Please transcribe the records precisely; pictures stay out of your copy.

+++ RECORDS FOR PROCESSING

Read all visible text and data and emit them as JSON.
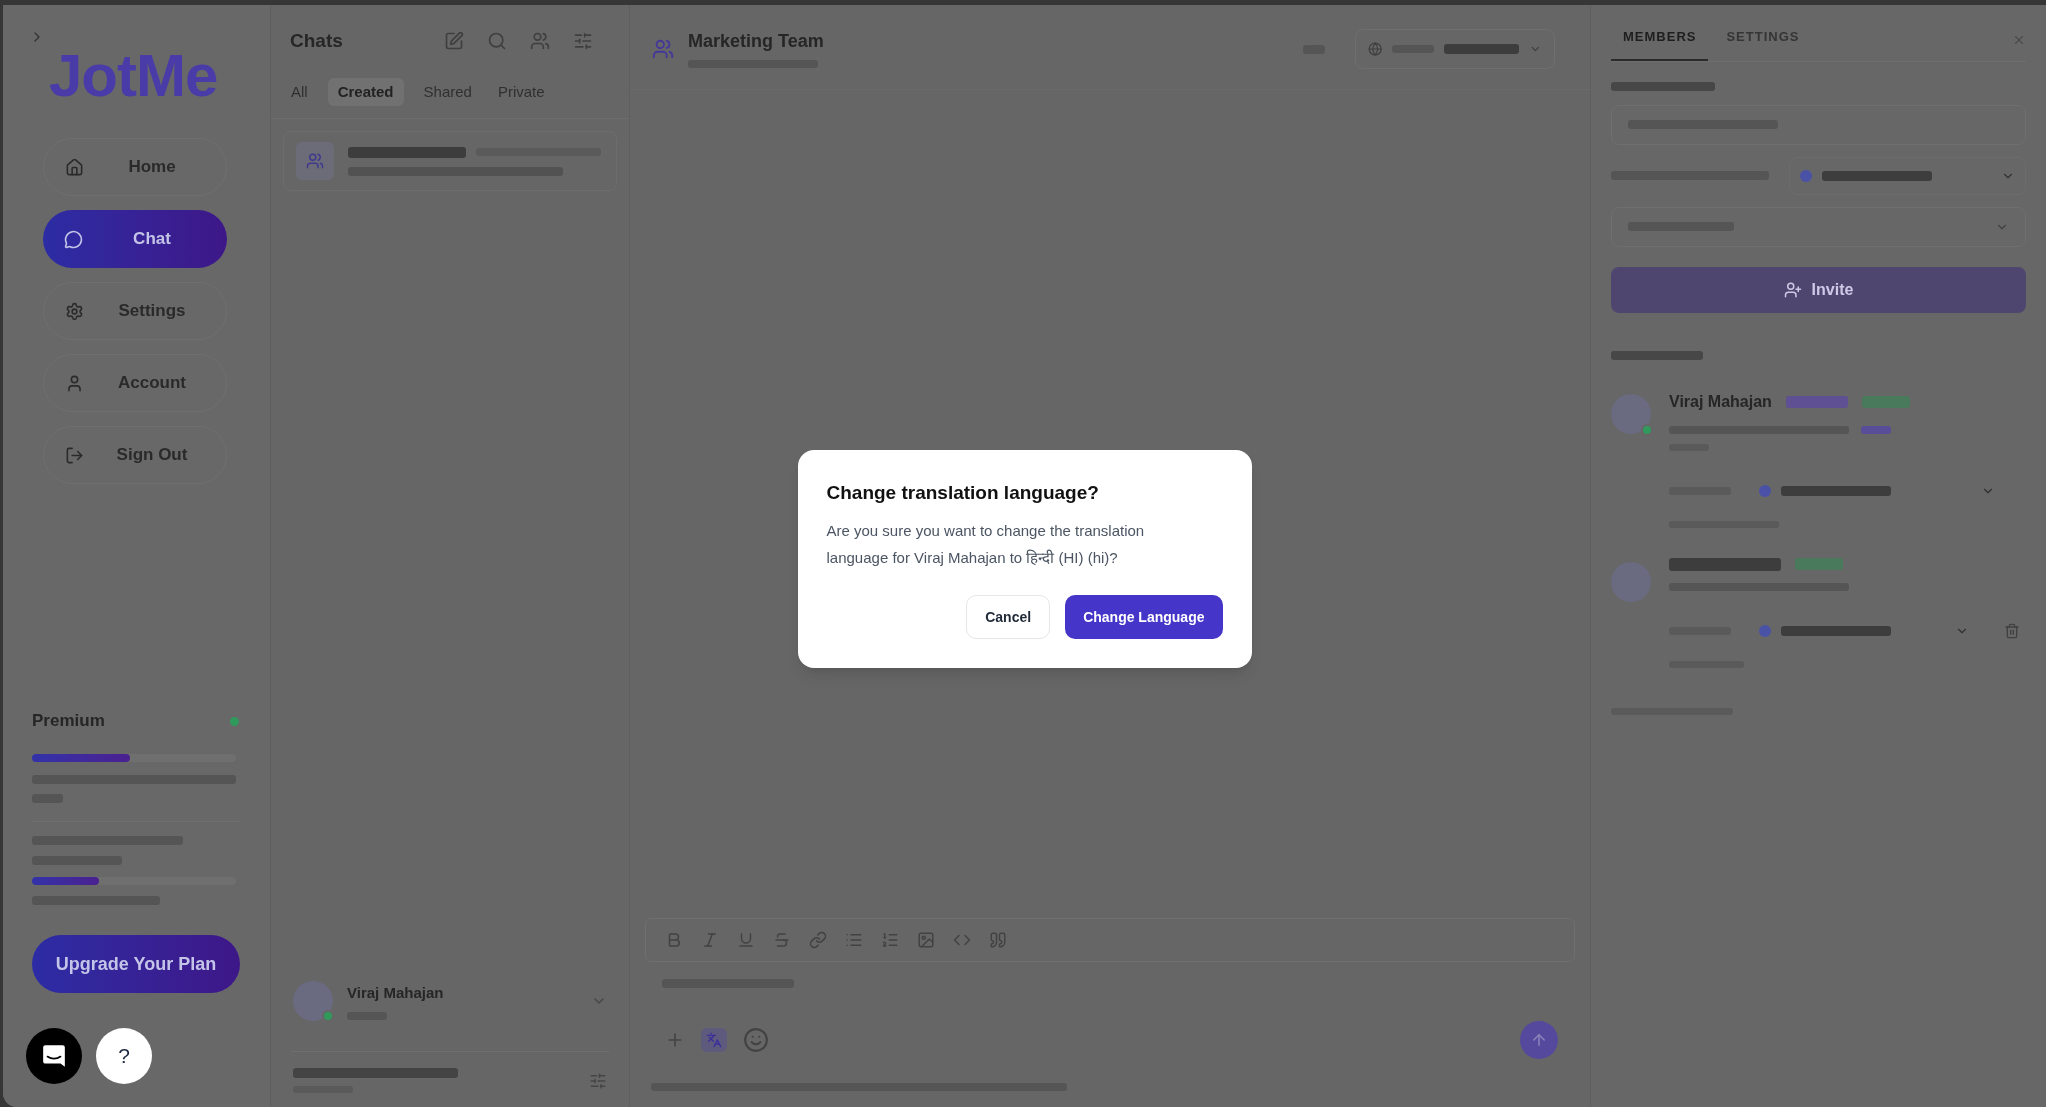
{
  "sidebar": {
    "logo": "JotMe",
    "nav": [
      {
        "label": "Home",
        "selected": false
      },
      {
        "label": "Chat",
        "selected": true
      },
      {
        "label": "Settings",
        "selected": false
      },
      {
        "label": "Account",
        "selected": false
      },
      {
        "label": "Sign Out",
        "selected": false
      }
    ],
    "plan": {
      "title": "Premium",
      "meters": [
        {
          "level": 0.48
        },
        {
          "level": 0.33
        }
      ],
      "upgrade_button": "Upgrade Your Plan"
    }
  },
  "chat_list": {
    "title": "Chats",
    "tabs": [
      {
        "label": "All",
        "selected": false
      },
      {
        "label": "Created",
        "selected": true
      },
      {
        "label": "Shared",
        "selected": false
      },
      {
        "label": "Private",
        "selected": false
      }
    ],
    "profile": {
      "name": "Viraj Mahajan"
    }
  },
  "conversation": {
    "title": "Marketing Team"
  },
  "members_panel": {
    "tabs": [
      {
        "label": "MEMBERS",
        "selected": true
      },
      {
        "label": "SETTINGS",
        "selected": false
      }
    ],
    "invite_button": "Invite",
    "members": [
      {
        "name": "Viraj Mahajan"
      }
    ]
  },
  "dialog": {
    "title": "Change translation language?",
    "message": "Are you sure you want to change the translation language for Viraj Mahajan to हिन्दी (HI) (hi)?",
    "buttons": [
      {
        "label": "Cancel",
        "kind": "secondary"
      },
      {
        "label": "Change Language",
        "kind": "primary"
      }
    ]
  },
  "help_button": "?"
}
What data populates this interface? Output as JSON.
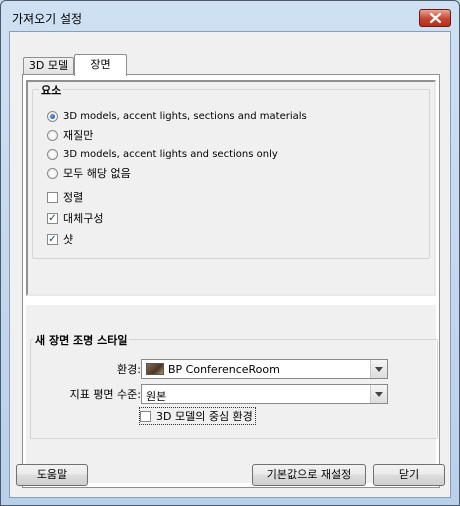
{
  "window": {
    "title": "가져오기 설정"
  },
  "tabs": [
    {
      "label": "3D 모델",
      "active": false
    },
    {
      "label": "장면",
      "active": true
    }
  ],
  "elements_group": {
    "legend": "요소",
    "radio_options": [
      {
        "label": "3D models, accent lights, sections and materials",
        "selected": true
      },
      {
        "label": "재질만",
        "selected": false
      },
      {
        "label": "3D models, accent lights and sections only",
        "selected": false
      },
      {
        "label": "모두 해당 없음",
        "selected": false
      }
    ],
    "checkboxes": [
      {
        "label": "정렬",
        "checked": false
      },
      {
        "label": "대체구성",
        "checked": true
      },
      {
        "label": "샷",
        "checked": true
      }
    ]
  },
  "lighting_group": {
    "legend": "새 장면 조명 스타일",
    "environment_label": "환경:",
    "environment_value": "BP ConferenceRoom",
    "ground_plane_label": "지표 평면 수준:",
    "ground_plane_value": "원본",
    "center_checkbox_label": "3D 모델의 중심 환경",
    "center_checkbox_checked": false
  },
  "buttons": {
    "help": "도움말",
    "reset": "기본값으로 재설정",
    "close": "닫기"
  },
  "colors": {
    "title_bar": "#c9dbee",
    "close_button": "#c7442f",
    "radio_selected": "#1b4aa8"
  }
}
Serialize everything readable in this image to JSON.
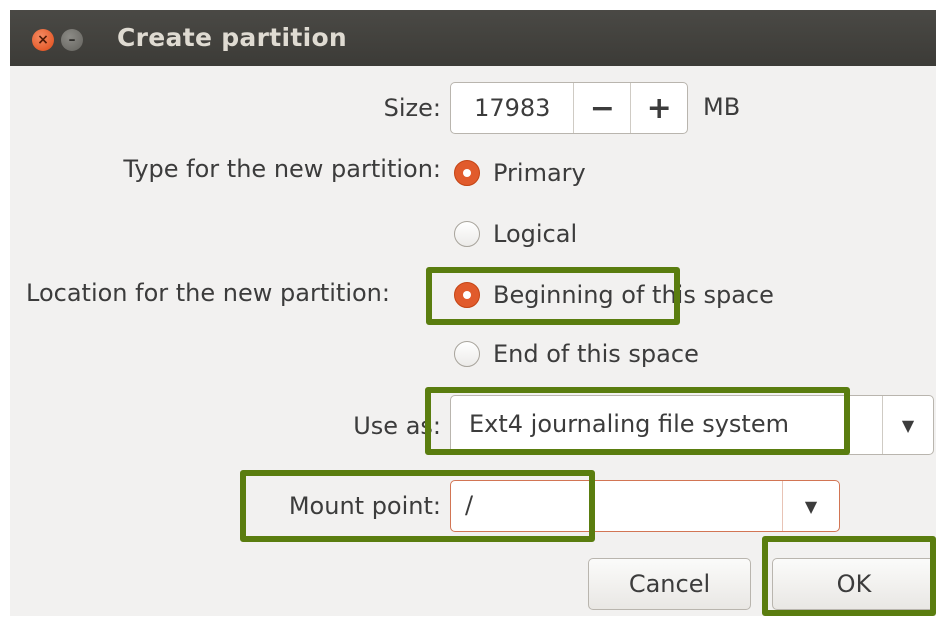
{
  "window": {
    "title": "Create partition",
    "close_glyph": "×",
    "minimize_glyph": "–"
  },
  "form": {
    "size_label": "Size:",
    "size_value": "17983",
    "minus_label": "−",
    "plus_label": "+",
    "size_unit": "MB",
    "type_label": "Type for the new partition:",
    "type_options": [
      "Primary",
      "Logical"
    ],
    "type_selected": "Primary",
    "location_label": "Location for the new partition:",
    "location_options": [
      "Beginning of this space",
      "End of this space"
    ],
    "location_selected": "Beginning of this space",
    "use_as_label": "Use as:",
    "use_as_value": "Ext4 journaling file system",
    "mount_label": "Mount point:",
    "mount_value": "/",
    "dropdown_arrow": "▼"
  },
  "buttons": {
    "cancel": "Cancel",
    "ok": "OK"
  },
  "annotations": {
    "highlight_color": "#5a7d0f"
  }
}
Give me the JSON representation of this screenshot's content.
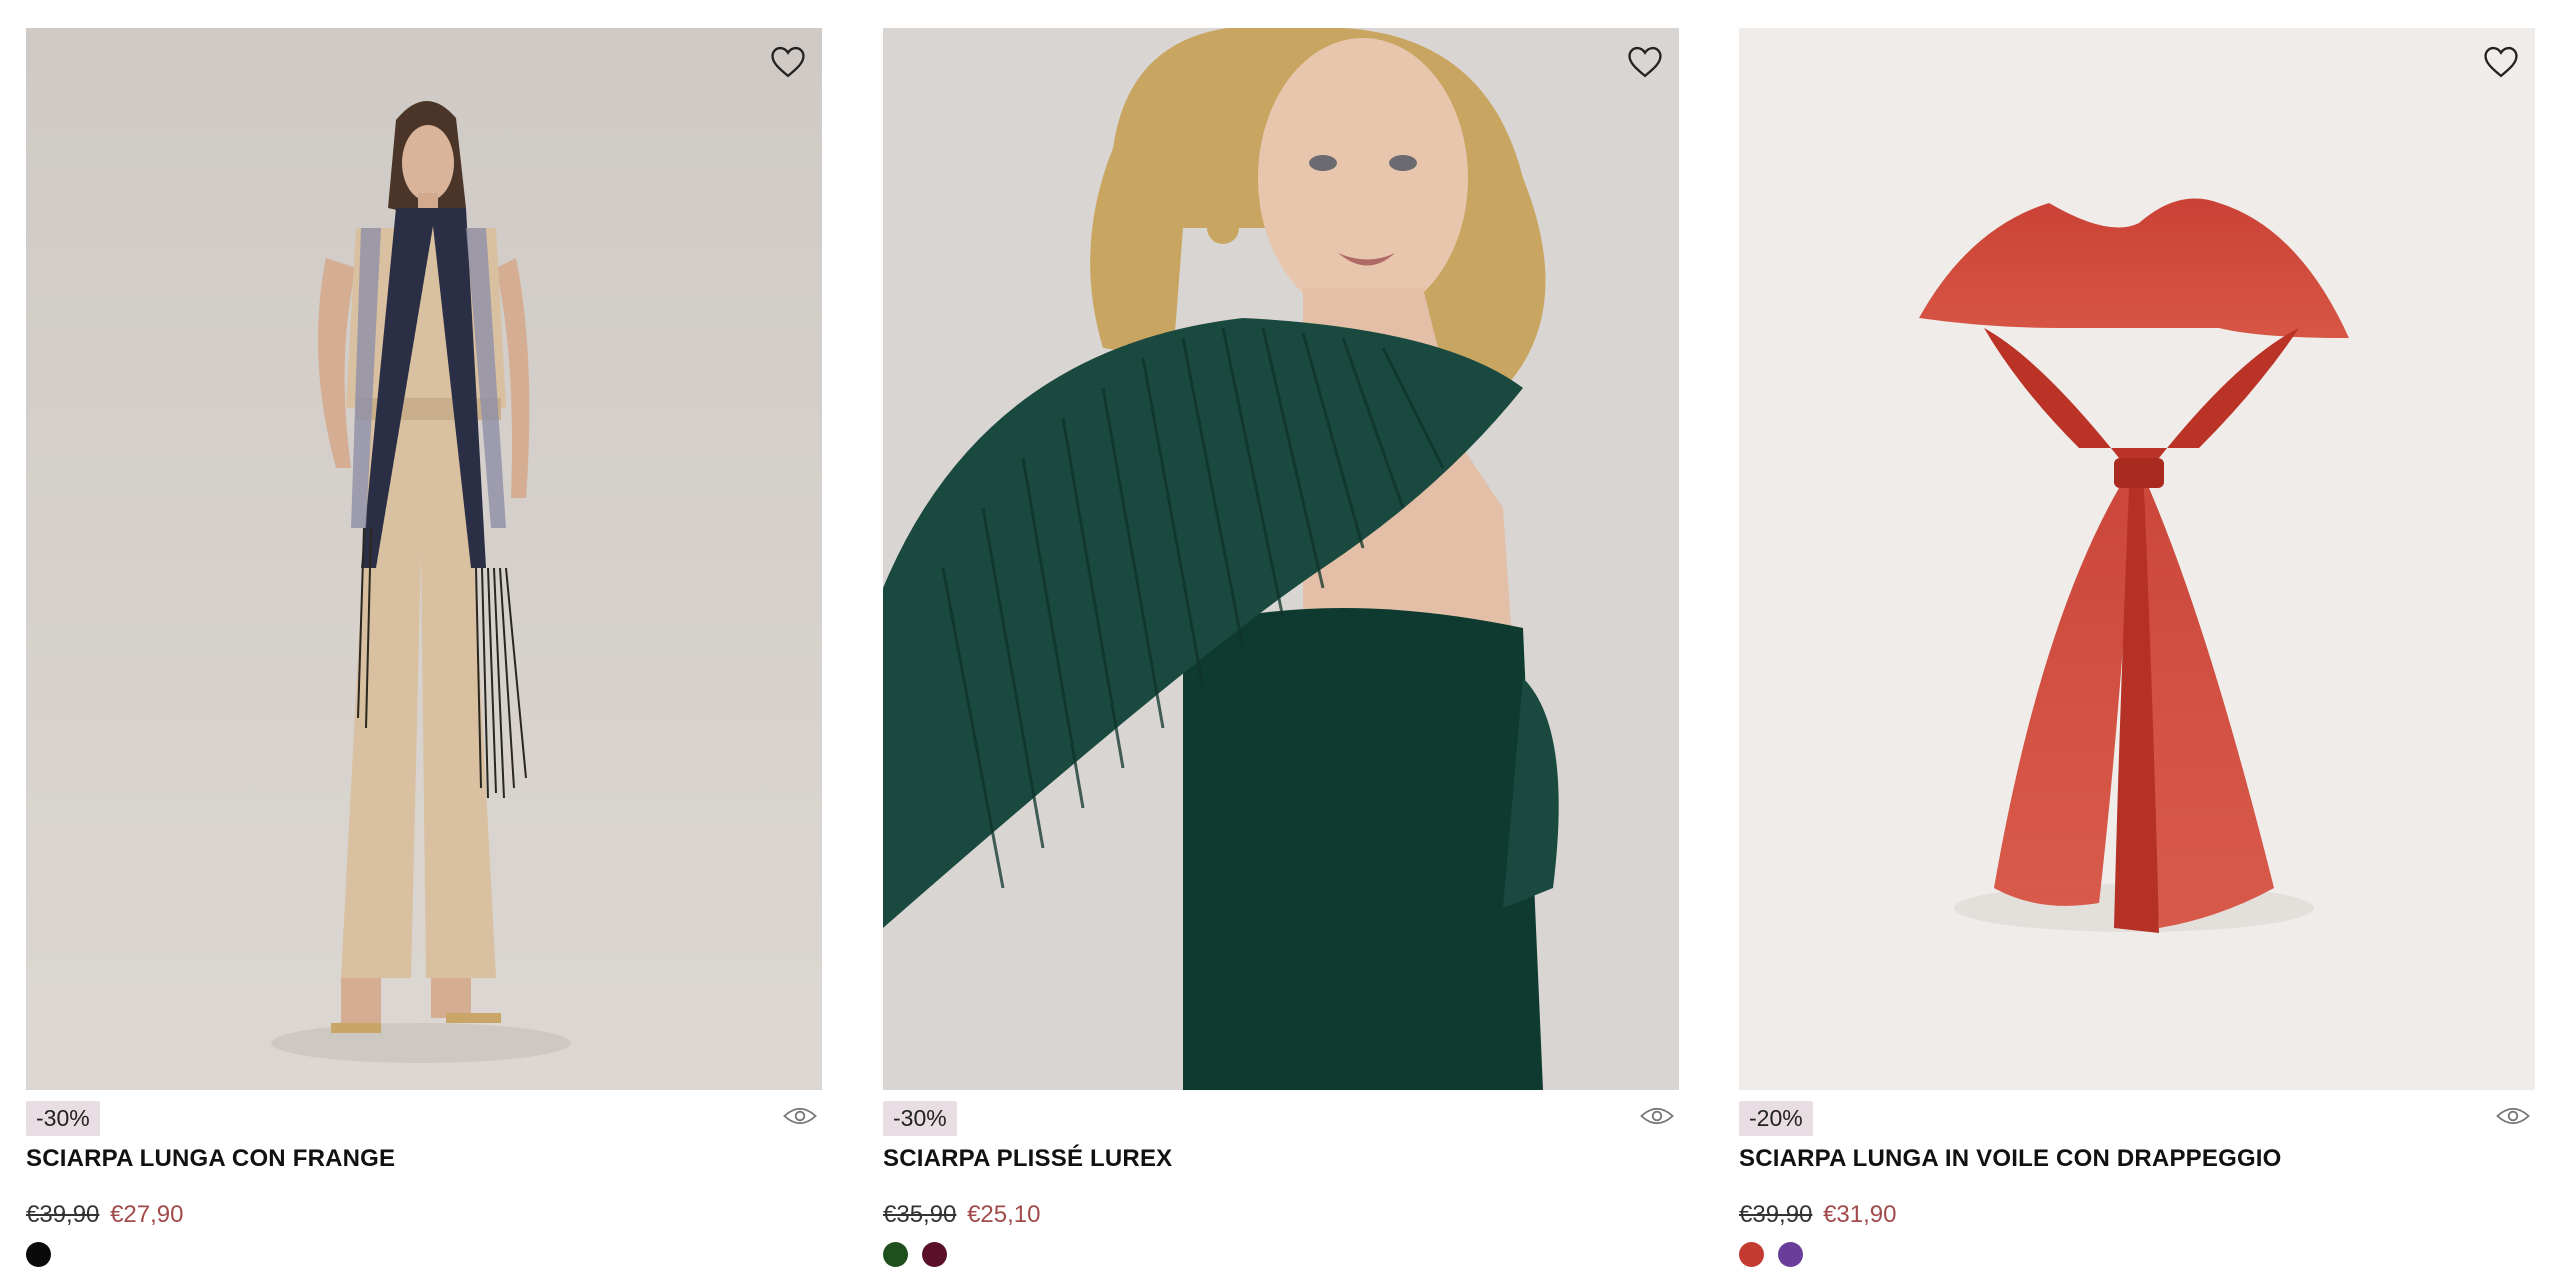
{
  "products": [
    {
      "name": "SCIARPA LUNGA CON FRANGE",
      "discount": "-30%",
      "price_old": "€39,90",
      "price_new": "€27,90",
      "image_description": "model in beige jumpsuit with long fringed scarf",
      "colors": [
        "#0a0a0a"
      ]
    },
    {
      "name": "SCIARPA PLISSÉ LUREX",
      "discount": "-30%",
      "price_old": "€35,90",
      "price_new": "€25,10",
      "image_description": "blonde model wearing dark green plissé scarf",
      "colors": [
        "#1f4f1f",
        "#5a1028"
      ]
    },
    {
      "name": "SCIARPA LUNGA IN VOILE CON DRAPPEGGIO",
      "discount": "-20%",
      "price_old": "€39,90",
      "price_new": "€31,90",
      "image_description": "red voile scarf with drape",
      "colors": [
        "#c23a30",
        "#6a3d9a"
      ]
    }
  ],
  "icons": {
    "wishlist": "heart-icon",
    "quickview": "eye-icon"
  },
  "colors": {
    "badge_bg": "#e8dde2",
    "sale_price": "#a24a4a"
  }
}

++++++

● THE RESULT:
Read all visible text and data and emit them as JSON.
{
  "sidebar": {
    "logo": "JotMe",
    "nav": [
      {
        "label": "Home",
        "selected": false
      },
      {
        "label": "Chat",
        "selected": true
      },
      {
        "label": "Settings",
        "selected": false
      },
      {
        "label": "Account",
        "selected": false
      },
      {
        "label": "Sign Out",
        "selected": false
      }
    ],
    "plan": {
      "title": "Premium",
      "meters": [
        {
          "level": 0.48
        },
        {
          "level": 0.33
        }
      ],
      "upgrade_button": "Upgrade Your Plan"
    }
  },
  "chat_list": {
    "title": "Chats",
    "tabs": [
      {
        "label": "All",
        "selected": false
      },
      {
        "label": "Created",
        "selected": true
      },
      {
        "label": "Shared",
        "selected": false
      },
      {
        "label": "Private",
        "selected": false
      }
    ],
    "profile": {
      "name": "Viraj Mahajan"
    }
  },
  "conversation": {
    "title": "Marketing Team"
  },
  "members_panel": {
    "tabs": [
      {
        "label": "MEMBERS",
        "selected": true
      },
      {
        "label": "SETTINGS",
        "selected": false
      }
    ],
    "invite_button": "Invite",
    "members": [
      {
        "name": "Viraj Mahajan"
      }
    ]
  },
  "dialog": {
    "title": "Change translation language?",
    "message": "Are you sure you want to change the translation language for Viraj Mahajan to हिन्दी (HI) (hi)?",
    "buttons": [
      {
        "label": "Cancel",
        "kind": "secondary"
      },
      {
        "label": "Change Language",
        "kind": "primary"
      }
    ]
  },
  "help_button": "?"
}
What data populates this interface? Output as JSON.
{
  "window": {
    "title": "가져오기 설정"
  },
  "tabs": [
    {
      "label": "3D 모델",
      "active": false
    },
    {
      "label": "장면",
      "active": true
    }
  ],
  "elements_group": {
    "legend": "요소",
    "radio_options": [
      {
        "label": "3D models, accent lights, sections and materials",
        "selected": true
      },
      {
        "label": "재질만",
        "selected": false
      },
      {
        "label": "3D models, accent lights and sections only",
        "selected": false
      },
      {
        "label": "모두 해당 없음",
        "selected": false
      }
    ],
    "checkboxes": [
      {
        "label": "정렬",
        "checked": false
      },
      {
        "label": "대체구성",
        "checked": true
      },
      {
        "label": "샷",
        "checked": true
      }
    ]
  },
  "lighting_group": {
    "legend": "새 장면 조명 스타일",
    "environment_label": "환경:",
    "environment_value": "BP ConferenceRoom",
    "ground_plane_label": "지표 평면 수준:",
    "ground_plane_value": "원본",
    "center_checkbox_label": "3D 모델의 중심 환경",
    "center_checkbox_checked": false
  },
  "buttons": {
    "help": "도움말",
    "reset": "기본값으로 재설정",
    "close": "닫기"
  },
  "colors": {
    "title_bar": "#c9dbee",
    "close_button": "#c7442f",
    "radio_selected": "#1b4aa8"
  }
}
Serialize everything readable in this image to JSON.
{
  "window": {
    "title": "Create partition",
    "close_glyph": "×",
    "minimize_glyph": "–"
  },
  "form": {
    "size_label": "Size:",
    "size_value": "17983",
    "minus_label": "−",
    "plus_label": "+",
    "size_unit": "MB",
    "type_label": "Type for the new partition:",
    "type_options": [
      "Primary",
      "Logical"
    ],
    "type_selected": "Primary",
    "location_label": "Location for the new partition:",
    "location_options": [
      "Beginning of this space",
      "End of this space"
    ],
    "location_selected": "Beginning of this space",
    "use_as_label": "Use as:",
    "use_as_value": "Ext4 journaling file system",
    "mount_label": "Mount point:",
    "mount_value": "/",
    "dropdown_arrow": "▼"
  },
  "buttons": {
    "cancel": "Cancel",
    "ok": "OK"
  },
  "annotations": {
    "highlight_color": "#5a7d0f"
  }
}
Give me the JSON representation of this screenshot's content.
{
  "products": [
    {
      "name": "SCIARPA LUNGA CON FRANGE",
      "discount": "-30%",
      "price_old": "€39,90",
      "price_new": "€27,90",
      "image_description": "model in beige jumpsuit with long fringed scarf",
      "colors": [
        "#0a0a0a"
      ]
    },
    {
      "name": "SCIARPA PLISSÉ LUREX",
      "discount": "-30%",
      "price_old": "€35,90",
      "price_new": "€25,10",
      "image_description": "blonde model wearing dark green plissé scarf",
      "colors": [
        "#1f4f1f",
        "#5a1028"
      ]
    },
    {
      "name": "SCIARPA LUNGA IN VOILE CON DRAPPEGGIO",
      "discount": "-20%",
      "price_old": "€39,90",
      "price_new": "€31,90",
      "image_description": "red voile scarf with drape",
      "colors": [
        "#c23a30",
        "#6a3d9a"
      ]
    }
  ],
  "icons": {
    "wishlist": "heart-icon",
    "quickview": "eye-icon"
  },
  "colors": {
    "badge_bg": "#e8dde2",
    "sale_price": "#a24a4a"
  }
}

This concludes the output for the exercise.